Material provided:
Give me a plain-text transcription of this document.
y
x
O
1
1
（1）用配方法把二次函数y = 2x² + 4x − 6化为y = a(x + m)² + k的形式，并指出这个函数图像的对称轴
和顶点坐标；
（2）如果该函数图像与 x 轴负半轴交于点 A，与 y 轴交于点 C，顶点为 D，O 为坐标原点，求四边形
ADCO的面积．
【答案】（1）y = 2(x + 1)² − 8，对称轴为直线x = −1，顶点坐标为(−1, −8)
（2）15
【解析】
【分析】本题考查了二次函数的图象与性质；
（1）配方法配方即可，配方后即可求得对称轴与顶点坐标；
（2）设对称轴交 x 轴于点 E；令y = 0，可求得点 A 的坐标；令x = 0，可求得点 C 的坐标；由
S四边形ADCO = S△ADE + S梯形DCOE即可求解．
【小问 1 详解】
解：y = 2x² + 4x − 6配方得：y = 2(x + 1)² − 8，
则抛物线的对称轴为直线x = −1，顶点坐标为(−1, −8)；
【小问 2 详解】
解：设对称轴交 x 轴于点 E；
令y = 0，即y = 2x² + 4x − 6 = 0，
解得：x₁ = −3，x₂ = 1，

Short exercise: Your task is to output all of the data above word for word.

Correct output:
Give me a plain-text transcription of this document.
y
x
O
1
1
（1）用配方法把二次函数y = 2x² + 4x − 6化为y = a(x + m)² + k的形式，并指出这个函数图像的对称轴
和顶点坐标；
（2）如果该函数图像与 x 轴负半轴交于点 A，与 y 轴交于点 C，顶点为 D，O 为坐标原点，求四边形
ADCO的面积．
【答案】（1）y = 2(x + 1)² − 8，对称轴为直线x = −1，顶点坐标为(−1, −8)
（2）15
【解析】
【分析】本题考查了二次函数的图象与性质；
（1）配方法配方即可，配方后即可求得对称轴与顶点坐标；
（2）设对称轴交 x 轴于点 E；令y = 0，可求得点 A 的坐标；令x = 0，可求得点 C 的坐标；由
S四边形ADCO = S△ADE + S梯形DCOE即可求解．
【小问 1 详解】
解：y = 2x² + 4x − 6配方得：y = 2(x + 1)² − 8，
则抛物线的对称轴为直线x = −1，顶点坐标为(−1, −8)；
【小问 2 详解】
解：设对称轴交 x 轴于点 E；
令y = 0，即y = 2x² + 4x − 6 = 0，
解得：x₁ = −3，x₂ = 1，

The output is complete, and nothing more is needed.